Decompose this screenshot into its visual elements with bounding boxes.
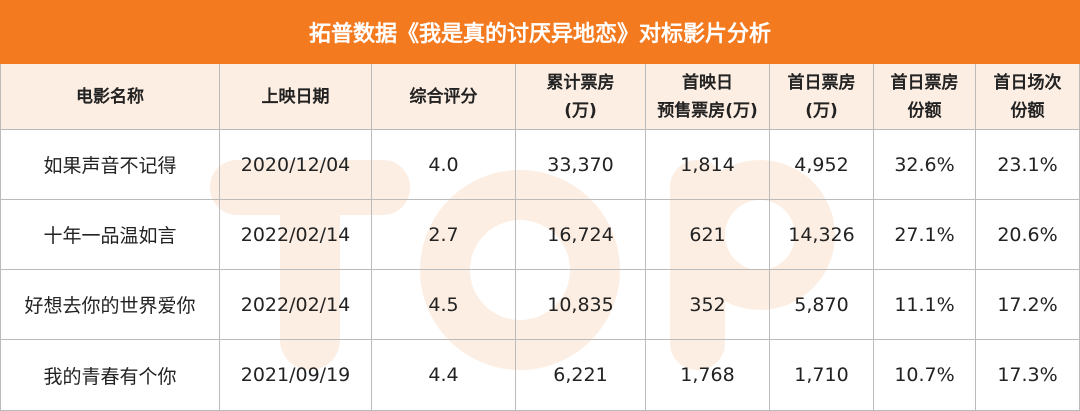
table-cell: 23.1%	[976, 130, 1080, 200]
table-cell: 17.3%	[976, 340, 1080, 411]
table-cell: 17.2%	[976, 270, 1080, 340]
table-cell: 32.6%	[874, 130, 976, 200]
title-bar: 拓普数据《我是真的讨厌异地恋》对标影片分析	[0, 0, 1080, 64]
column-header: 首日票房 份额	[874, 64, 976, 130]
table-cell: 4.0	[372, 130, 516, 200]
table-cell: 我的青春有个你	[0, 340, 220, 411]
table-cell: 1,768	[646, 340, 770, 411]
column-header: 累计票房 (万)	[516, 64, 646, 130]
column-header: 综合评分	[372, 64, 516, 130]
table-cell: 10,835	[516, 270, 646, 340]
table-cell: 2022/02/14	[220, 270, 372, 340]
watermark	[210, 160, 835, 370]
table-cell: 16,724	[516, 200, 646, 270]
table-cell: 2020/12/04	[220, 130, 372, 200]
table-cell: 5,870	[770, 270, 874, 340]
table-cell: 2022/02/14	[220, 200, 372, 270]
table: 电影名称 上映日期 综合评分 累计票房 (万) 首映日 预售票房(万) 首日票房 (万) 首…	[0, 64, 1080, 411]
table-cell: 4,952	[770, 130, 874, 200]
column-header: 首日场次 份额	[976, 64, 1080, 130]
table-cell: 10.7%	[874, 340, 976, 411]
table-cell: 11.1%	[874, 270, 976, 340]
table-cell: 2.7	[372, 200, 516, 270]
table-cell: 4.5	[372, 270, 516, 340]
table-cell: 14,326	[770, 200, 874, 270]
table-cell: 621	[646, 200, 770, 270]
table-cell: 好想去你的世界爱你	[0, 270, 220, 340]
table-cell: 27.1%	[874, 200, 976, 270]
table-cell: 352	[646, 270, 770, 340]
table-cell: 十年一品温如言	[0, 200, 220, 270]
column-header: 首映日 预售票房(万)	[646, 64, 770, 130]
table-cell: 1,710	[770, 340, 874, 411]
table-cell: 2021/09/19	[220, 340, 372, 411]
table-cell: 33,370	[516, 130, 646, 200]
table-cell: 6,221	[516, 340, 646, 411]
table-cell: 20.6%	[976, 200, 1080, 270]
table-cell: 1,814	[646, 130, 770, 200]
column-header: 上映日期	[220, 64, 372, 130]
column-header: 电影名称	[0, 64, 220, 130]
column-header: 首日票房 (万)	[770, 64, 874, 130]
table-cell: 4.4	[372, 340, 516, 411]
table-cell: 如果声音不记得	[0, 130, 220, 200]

::::::

Print the lines of the items from the one containing "130, 1080, 200]" to the one containing "200, 874, 270]", including both, without any changes.

table-cell: 23.1%	[976, 130, 1080, 200]
table-cell: 17.3%	[976, 340, 1080, 411]
table-cell: 17.2%	[976, 270, 1080, 340]
table-cell: 32.6%	[874, 130, 976, 200]
title-bar: 拓普数据《我是真的讨厌异地恋》对标影片分析	[0, 0, 1080, 64]
column-header: 首日票房 份额	[874, 64, 976, 130]
table-cell: 4.0	[372, 130, 516, 200]
table-cell: 我的青春有个你	[0, 340, 220, 411]
table-cell: 1,768	[646, 340, 770, 411]
column-header: 累计票房 (万)	[516, 64, 646, 130]
column-header: 综合评分	[372, 64, 516, 130]
table-cell: 10,835	[516, 270, 646, 340]
table-cell: 2022/02/14	[220, 270, 372, 340]
watermark	[210, 160, 835, 370]
table-cell: 16,724	[516, 200, 646, 270]
table-cell: 2020/12/04	[220, 130, 372, 200]
table-cell: 5,870	[770, 270, 874, 340]
table-cell: 2022/02/14	[220, 200, 372, 270]
table: 电影名称 上映日期 综合评分 累计票房 (万) 首映日 预售票房(万) 首日票房 (万) 首…	[0, 64, 1080, 411]
table-cell: 4,952	[770, 130, 874, 200]
column-header: 首日场次 份额	[976, 64, 1080, 130]
table-cell: 10.7%	[874, 340, 976, 411]
table-cell: 11.1%	[874, 270, 976, 340]
table-cell: 2.7	[372, 200, 516, 270]
table-cell: 4.5	[372, 270, 516, 340]
table-cell: 14,326	[770, 200, 874, 270]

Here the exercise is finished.